---------- Materials provided ----------

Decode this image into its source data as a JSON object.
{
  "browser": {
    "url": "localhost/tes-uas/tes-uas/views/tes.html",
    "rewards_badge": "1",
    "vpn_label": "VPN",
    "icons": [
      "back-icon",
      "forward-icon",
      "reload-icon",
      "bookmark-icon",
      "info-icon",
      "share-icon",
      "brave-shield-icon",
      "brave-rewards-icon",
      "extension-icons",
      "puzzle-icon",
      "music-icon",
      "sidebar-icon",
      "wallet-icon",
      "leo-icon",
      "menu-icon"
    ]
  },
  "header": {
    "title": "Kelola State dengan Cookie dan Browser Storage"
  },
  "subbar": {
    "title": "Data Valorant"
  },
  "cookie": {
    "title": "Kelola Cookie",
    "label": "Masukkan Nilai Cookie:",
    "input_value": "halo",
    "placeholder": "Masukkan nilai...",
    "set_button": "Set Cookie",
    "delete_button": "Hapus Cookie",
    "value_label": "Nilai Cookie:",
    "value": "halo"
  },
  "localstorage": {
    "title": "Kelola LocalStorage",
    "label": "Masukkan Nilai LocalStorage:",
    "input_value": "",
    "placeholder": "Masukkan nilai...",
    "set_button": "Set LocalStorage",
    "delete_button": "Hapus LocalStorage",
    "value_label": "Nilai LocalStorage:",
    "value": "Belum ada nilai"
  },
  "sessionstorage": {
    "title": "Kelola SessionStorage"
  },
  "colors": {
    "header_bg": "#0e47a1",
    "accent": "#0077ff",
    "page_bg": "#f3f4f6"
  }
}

----------
---------- Materials provided ----------

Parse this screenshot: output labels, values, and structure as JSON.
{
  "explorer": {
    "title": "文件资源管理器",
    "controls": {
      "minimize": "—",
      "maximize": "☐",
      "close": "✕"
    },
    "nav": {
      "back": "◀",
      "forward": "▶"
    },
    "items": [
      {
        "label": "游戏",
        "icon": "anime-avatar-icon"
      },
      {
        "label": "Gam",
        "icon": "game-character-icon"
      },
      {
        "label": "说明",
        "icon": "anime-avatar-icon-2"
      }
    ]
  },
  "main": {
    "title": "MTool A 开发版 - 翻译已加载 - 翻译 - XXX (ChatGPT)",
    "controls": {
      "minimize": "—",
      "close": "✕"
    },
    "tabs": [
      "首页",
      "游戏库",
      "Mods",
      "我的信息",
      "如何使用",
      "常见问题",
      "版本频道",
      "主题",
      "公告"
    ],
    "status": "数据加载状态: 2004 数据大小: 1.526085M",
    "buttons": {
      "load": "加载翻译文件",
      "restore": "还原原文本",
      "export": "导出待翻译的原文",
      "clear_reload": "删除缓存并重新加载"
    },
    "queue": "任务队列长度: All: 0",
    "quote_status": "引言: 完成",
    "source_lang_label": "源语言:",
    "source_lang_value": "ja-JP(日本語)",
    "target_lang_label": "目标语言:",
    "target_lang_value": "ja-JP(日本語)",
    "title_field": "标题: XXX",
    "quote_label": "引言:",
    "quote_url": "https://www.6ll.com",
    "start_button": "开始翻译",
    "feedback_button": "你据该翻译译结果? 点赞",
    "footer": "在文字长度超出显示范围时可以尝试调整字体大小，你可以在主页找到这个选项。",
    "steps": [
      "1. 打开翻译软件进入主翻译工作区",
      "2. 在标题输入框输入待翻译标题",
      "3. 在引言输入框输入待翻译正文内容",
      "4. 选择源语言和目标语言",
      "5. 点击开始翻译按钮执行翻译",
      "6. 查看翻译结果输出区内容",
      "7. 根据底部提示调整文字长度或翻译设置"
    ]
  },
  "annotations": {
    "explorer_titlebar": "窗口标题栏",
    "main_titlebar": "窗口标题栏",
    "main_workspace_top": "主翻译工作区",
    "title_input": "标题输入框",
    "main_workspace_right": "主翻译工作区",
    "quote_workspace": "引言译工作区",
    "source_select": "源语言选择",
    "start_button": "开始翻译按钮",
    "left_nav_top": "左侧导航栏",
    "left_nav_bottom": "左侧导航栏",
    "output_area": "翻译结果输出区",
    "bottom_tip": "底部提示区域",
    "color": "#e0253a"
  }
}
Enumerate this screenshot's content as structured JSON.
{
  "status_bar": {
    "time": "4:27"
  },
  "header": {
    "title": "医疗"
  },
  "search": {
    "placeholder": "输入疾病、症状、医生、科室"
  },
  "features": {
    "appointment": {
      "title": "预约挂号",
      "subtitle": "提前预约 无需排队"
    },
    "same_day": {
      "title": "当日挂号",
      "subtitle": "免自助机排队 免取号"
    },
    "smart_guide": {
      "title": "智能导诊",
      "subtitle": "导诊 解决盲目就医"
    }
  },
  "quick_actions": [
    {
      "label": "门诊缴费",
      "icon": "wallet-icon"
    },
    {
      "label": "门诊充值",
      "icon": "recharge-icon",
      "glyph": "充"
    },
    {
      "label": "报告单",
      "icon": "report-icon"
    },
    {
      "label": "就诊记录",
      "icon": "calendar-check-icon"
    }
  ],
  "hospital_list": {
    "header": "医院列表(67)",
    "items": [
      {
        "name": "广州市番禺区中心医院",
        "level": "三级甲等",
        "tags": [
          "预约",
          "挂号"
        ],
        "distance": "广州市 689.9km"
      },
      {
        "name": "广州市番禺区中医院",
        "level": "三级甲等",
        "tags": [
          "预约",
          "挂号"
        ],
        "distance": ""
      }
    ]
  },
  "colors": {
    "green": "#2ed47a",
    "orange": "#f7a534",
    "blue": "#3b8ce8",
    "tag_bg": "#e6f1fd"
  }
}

----------

Find how many lines in the listing contain the word "brave" and give that count alone.

2